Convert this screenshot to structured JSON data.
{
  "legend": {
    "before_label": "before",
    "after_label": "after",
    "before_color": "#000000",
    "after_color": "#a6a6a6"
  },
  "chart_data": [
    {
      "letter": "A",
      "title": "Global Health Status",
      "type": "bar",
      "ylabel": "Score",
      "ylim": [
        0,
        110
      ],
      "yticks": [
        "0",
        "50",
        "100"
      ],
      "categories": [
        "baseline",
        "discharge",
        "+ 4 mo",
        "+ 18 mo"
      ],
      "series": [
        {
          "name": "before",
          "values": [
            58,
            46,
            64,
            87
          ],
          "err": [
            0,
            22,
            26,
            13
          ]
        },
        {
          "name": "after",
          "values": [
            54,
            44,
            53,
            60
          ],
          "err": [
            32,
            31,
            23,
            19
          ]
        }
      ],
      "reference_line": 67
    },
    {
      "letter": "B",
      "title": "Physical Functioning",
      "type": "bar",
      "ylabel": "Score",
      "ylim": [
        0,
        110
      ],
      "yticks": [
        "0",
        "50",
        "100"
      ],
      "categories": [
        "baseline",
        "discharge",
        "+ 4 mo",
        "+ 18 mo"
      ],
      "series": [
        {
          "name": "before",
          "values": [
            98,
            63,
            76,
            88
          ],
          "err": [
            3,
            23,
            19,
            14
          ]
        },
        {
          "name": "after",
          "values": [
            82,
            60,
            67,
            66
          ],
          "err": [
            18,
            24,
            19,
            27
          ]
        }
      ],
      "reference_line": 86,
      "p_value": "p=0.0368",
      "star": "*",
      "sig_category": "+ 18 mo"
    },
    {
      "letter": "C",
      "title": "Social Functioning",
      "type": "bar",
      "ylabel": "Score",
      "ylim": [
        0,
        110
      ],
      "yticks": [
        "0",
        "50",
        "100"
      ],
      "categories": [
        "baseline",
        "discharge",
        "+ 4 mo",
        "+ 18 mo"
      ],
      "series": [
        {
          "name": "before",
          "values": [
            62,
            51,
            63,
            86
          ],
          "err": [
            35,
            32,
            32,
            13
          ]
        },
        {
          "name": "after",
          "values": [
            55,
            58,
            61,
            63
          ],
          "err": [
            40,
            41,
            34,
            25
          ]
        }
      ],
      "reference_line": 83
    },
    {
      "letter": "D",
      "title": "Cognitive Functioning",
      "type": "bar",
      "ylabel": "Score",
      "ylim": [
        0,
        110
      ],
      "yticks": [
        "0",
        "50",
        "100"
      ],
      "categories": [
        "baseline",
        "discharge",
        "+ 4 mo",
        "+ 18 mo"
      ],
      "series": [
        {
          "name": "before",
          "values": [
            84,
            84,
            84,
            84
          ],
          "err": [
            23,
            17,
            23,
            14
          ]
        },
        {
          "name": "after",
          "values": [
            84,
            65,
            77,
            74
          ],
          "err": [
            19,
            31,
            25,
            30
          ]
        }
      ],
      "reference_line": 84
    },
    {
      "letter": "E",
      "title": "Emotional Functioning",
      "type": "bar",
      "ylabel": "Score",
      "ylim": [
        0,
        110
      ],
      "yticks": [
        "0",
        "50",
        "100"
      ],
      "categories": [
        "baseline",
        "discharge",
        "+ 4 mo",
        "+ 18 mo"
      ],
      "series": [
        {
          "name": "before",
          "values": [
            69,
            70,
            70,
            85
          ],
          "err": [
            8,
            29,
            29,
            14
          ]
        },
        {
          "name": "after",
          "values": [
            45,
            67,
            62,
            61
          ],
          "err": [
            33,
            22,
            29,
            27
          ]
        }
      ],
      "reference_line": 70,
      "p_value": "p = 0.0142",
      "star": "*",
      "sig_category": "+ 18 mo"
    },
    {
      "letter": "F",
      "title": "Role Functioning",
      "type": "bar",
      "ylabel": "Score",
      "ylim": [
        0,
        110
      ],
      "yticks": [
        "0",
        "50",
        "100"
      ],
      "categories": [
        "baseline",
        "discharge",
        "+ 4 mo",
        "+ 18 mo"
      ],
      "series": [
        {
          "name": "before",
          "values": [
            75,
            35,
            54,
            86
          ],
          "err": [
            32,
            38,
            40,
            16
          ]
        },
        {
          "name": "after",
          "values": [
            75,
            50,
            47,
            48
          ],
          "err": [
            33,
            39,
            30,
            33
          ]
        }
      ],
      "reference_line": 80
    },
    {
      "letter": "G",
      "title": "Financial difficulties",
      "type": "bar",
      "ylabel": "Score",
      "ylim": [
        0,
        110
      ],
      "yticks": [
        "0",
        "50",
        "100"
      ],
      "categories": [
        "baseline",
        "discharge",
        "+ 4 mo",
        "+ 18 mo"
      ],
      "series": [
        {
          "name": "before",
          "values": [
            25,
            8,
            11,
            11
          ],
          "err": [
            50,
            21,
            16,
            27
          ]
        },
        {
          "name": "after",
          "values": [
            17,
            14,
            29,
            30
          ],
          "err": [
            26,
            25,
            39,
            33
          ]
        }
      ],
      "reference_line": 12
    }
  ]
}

· · ·

- **Written exercise**
Extract each record, keeping it identical to the original.

- **Written answer**
Convert this screenshot to structured JSON data.
{
  "legend": {
    "before_label": "before",
    "after_label": "after",
    "before_color": "#000000",
    "after_color": "#a6a6a6"
  },
  "chart_data": [
    {
      "letter": "A",
      "title": "Global Health Status",
      "type": "bar",
      "ylabel": "Score",
      "ylim": [
        0,
        110
      ],
      "yticks": [
        "0",
        "50",
        "100"
      ],
      "categories": [
        "baseline",
        "discharge",
        "+ 4 mo",
        "+ 18 mo"
      ],
      "series": [
        {
          "name": "before",
          "values": [
            58,
            46,
            64,
            87
          ],
          "err": [
            0,
            22,
            26,
            13
          ]
        },
        {
          "name": "after",
          "values": [
            54,
            44,
            53,
            60
          ],
          "err": [
            32,
            31,
            23,
            19
          ]
        }
      ],
      "reference_line": 67
    },
    {
      "letter": "B",
      "title": "Physical Functioning",
      "type": "bar",
      "ylabel": "Score",
      "ylim": [
        0,
        110
      ],
      "yticks": [
        "0",
        "50",
        "100"
      ],
      "categories": [
        "baseline",
        "discharge",
        "+ 4 mo",
        "+ 18 mo"
      ],
      "series": [
        {
          "name": "before",
          "values": [
            98,
            63,
            76,
            88
          ],
          "err": [
            3,
            23,
            19,
            14
          ]
        },
        {
          "name": "after",
          "values": [
            82,
            60,
            67,
            66
          ],
          "err": [
            18,
            24,
            19,
            27
          ]
        }
      ],
      "reference_line": 86,
      "p_value": "p=0.0368",
      "star": "*",
      "sig_category": "+ 18 mo"
    },
    {
      "letter": "C",
      "title": "Social Functioning",
      "type": "bar",
      "ylabel": "Score",
      "ylim": [
        0,
        110
      ],
      "yticks": [
        "0",
        "50",
        "100"
      ],
      "categories": [
        "baseline",
        "discharge",
        "+ 4 mo",
        "+ 18 mo"
      ],
      "series": [
        {
          "name": "before",
          "values": [
            62,
            51,
            63,
            86
          ],
          "err": [
            35,
            32,
            32,
            13
          ]
        },
        {
          "name": "after",
          "values": [
            55,
            58,
            61,
            63
          ],
          "err": [
            40,
            41,
            34,
            25
          ]
        }
      ],
      "reference_line": 83
    },
    {
      "letter": "D",
      "title": "Cognitive Functioning",
      "type": "bar",
      "ylabel": "Score",
      "ylim": [
        0,
        110
      ],
      "yticks": [
        "0",
        "50",
        "100"
      ],
      "categories": [
        "baseline",
        "discharge",
        "+ 4 mo",
        "+ 18 mo"
      ],
      "series": [
        {
          "name": "before",
          "values": [
            84,
            84,
            84,
            84
          ],
          "err": [
            23,
            17,
            23,
            14
          ]
        },
        {
          "name": "after",
          "values": [
            84,
            65,
            77,
            74
          ],
          "err": [
            19,
            31,
            25,
            30
          ]
        }
      ],
      "reference_line": 84
    },
    {
      "letter": "E",
      "title": "Emotional Functioning",
      "type": "bar",
      "ylabel": "Score",
      "ylim": [
        0,
        110
      ],
      "yticks": [
        "0",
        "50",
        "100"
      ],
      "categories": [
        "baseline",
        "discharge",
        "+ 4 mo",
        "+ 18 mo"
      ],
      "series": [
        {
          "name": "before",
          "values": [
            69,
            70,
            70,
            85
          ],
          "err": [
            8,
            29,
            29,
            14
          ]
        },
        {
          "name": "after",
          "values": [
            45,
            67,
            62,
            61
          ],
          "err": [
            33,
            22,
            29,
            27
          ]
        }
      ],
      "reference_line": 70,
      "p_value": "p = 0.0142",
      "star": "*",
      "sig_category": "+ 18 mo"
    },
    {
      "letter": "F",
      "title": "Role Functioning",
      "type": "bar",
      "ylabel": "Score",
      "ylim": [
        0,
        110
      ],
      "yticks": [
        "0",
        "50",
        "100"
      ],
      "categories": [
        "baseline",
        "discharge",
        "+ 4 mo",
        "+ 18 mo"
      ],
      "series": [
        {
          "name": "before",
          "values": [
            75,
            35,
            54,
            86
          ],
          "err": [
            32,
            38,
            40,
            16
          ]
        },
        {
          "name": "after",
          "values": [
            75,
            50,
            47,
            48
          ],
          "err": [
            33,
            39,
            30,
            33
          ]
        }
      ],
      "reference_line": 80
    },
    {
      "letter": "G",
      "title": "Financial difficulties",
      "type": "bar",
      "ylabel": "Score",
      "ylim": [
        0,
        110
      ],
      "yticks": [
        "0",
        "50",
        "100"
      ],
      "categories": [
        "baseline",
        "discharge",
        "+ 4 mo",
        "+ 18 mo"
      ],
      "series": [
        {
          "name": "before",
          "values": [
            25,
            8,
            11,
            11
          ],
          "err": [
            50,
            21,
            16,
            27
          ]
        },
        {
          "name": "after",
          "values": [
            17,
            14,
            29,
            30
          ],
          "err": [
            26,
            25,
            39,
            33
          ]
        }
      ],
      "reference_line": 12
    }
  ]
}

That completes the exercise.